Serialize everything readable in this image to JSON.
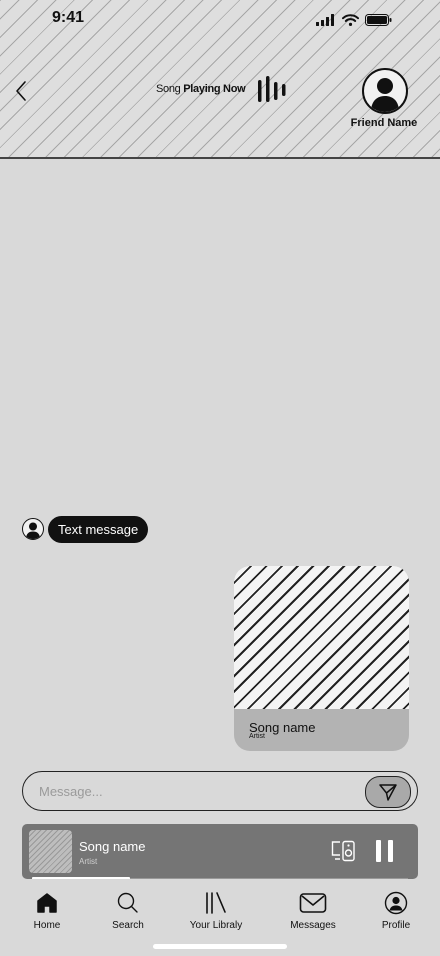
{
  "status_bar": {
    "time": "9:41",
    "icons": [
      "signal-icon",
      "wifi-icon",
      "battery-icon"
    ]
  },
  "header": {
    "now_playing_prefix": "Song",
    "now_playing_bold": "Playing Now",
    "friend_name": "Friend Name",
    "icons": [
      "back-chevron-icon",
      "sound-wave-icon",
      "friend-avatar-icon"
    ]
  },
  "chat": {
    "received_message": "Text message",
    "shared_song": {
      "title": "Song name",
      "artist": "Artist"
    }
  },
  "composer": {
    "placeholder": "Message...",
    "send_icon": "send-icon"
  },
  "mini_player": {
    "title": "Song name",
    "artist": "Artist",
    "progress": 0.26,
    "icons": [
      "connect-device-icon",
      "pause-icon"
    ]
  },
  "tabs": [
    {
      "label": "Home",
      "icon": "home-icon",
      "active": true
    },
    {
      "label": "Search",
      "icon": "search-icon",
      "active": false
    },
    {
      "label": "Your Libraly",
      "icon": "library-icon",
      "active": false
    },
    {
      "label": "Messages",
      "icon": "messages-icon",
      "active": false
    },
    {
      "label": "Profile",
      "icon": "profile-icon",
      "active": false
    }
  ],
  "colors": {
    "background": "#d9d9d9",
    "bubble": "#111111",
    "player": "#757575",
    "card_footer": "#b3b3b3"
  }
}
- - -
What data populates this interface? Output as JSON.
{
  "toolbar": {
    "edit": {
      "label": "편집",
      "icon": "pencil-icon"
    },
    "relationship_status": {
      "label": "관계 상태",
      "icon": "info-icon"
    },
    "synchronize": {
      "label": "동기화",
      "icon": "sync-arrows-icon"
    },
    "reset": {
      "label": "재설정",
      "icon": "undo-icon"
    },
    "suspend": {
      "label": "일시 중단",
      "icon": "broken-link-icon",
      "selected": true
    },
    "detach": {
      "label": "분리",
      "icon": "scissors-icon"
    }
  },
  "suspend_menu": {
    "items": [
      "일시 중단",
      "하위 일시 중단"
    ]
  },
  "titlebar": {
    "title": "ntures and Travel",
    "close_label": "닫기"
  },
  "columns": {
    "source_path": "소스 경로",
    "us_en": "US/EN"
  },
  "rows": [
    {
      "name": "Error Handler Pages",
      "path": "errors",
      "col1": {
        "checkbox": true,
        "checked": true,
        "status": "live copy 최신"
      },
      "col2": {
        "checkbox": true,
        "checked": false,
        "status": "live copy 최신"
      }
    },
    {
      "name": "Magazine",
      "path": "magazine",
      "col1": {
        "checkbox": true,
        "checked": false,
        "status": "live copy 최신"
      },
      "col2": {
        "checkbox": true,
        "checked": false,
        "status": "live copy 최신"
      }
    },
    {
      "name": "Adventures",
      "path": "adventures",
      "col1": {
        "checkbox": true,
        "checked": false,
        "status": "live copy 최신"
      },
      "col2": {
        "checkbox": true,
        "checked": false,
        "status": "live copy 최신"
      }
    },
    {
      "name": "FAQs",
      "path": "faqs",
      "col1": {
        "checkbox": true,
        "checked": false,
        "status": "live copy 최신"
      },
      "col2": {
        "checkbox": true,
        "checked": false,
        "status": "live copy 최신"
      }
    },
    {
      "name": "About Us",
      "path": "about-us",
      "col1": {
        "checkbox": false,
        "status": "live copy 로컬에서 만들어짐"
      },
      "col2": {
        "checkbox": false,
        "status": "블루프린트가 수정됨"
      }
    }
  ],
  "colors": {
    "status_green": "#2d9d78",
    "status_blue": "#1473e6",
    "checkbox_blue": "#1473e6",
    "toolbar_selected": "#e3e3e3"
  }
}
- - -
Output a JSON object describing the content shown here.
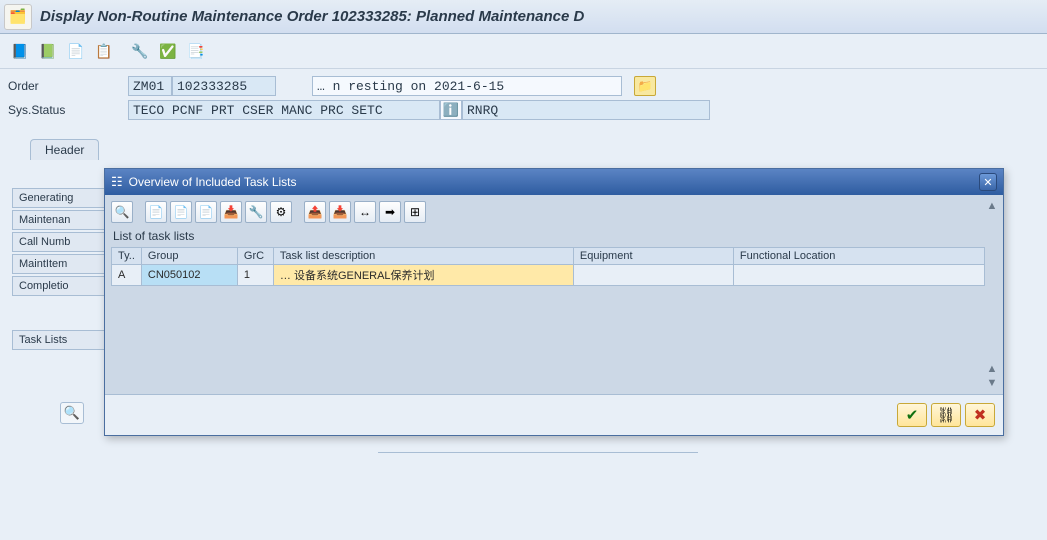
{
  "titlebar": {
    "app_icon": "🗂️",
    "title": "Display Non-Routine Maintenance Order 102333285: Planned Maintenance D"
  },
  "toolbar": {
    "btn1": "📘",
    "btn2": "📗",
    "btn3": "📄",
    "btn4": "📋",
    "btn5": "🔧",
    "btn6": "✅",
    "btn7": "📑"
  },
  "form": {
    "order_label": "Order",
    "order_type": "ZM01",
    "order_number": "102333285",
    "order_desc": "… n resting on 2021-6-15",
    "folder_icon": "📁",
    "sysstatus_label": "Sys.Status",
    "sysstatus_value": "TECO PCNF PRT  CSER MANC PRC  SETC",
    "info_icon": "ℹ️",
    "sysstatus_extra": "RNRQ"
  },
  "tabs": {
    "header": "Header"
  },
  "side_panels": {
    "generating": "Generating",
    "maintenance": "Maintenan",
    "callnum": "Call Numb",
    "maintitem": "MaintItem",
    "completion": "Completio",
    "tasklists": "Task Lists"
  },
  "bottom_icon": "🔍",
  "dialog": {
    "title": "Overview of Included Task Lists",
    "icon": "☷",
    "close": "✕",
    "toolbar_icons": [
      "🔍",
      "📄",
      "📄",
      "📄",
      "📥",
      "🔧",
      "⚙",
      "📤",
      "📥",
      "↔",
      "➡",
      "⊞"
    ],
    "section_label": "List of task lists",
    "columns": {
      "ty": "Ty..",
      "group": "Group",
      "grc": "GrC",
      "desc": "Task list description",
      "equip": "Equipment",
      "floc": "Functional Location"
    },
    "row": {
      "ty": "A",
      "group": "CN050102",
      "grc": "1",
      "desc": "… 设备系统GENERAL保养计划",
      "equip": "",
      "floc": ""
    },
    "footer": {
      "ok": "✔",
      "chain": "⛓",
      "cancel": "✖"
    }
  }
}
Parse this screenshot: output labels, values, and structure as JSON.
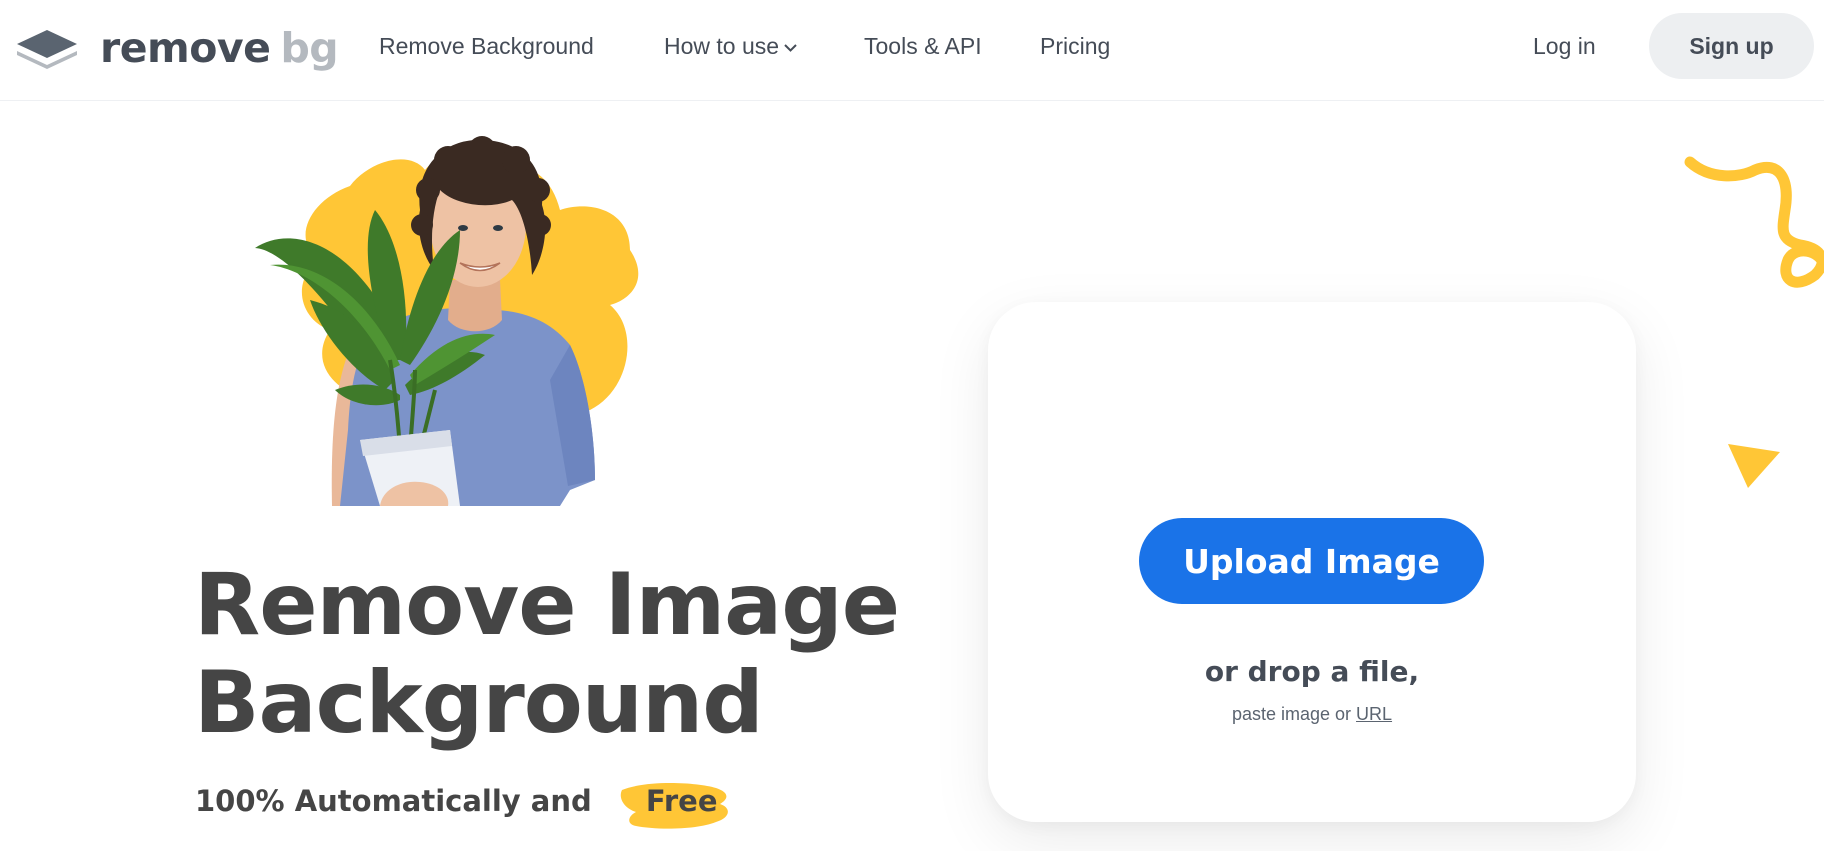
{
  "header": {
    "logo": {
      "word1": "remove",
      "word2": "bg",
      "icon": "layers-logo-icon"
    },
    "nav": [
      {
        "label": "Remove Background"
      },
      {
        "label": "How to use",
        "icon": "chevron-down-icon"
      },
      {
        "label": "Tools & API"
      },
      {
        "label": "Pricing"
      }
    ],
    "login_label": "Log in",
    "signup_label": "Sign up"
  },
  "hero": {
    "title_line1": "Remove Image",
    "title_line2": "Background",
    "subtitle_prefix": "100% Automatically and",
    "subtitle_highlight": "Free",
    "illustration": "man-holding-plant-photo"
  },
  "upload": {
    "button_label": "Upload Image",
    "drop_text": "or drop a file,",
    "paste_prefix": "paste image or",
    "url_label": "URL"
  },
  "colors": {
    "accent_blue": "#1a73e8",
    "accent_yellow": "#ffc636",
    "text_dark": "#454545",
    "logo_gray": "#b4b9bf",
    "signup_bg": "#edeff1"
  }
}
- - -
Goal of the exercise:
Say how many lines above hold the word "chevron", giving only the count.

Answer to the task:
2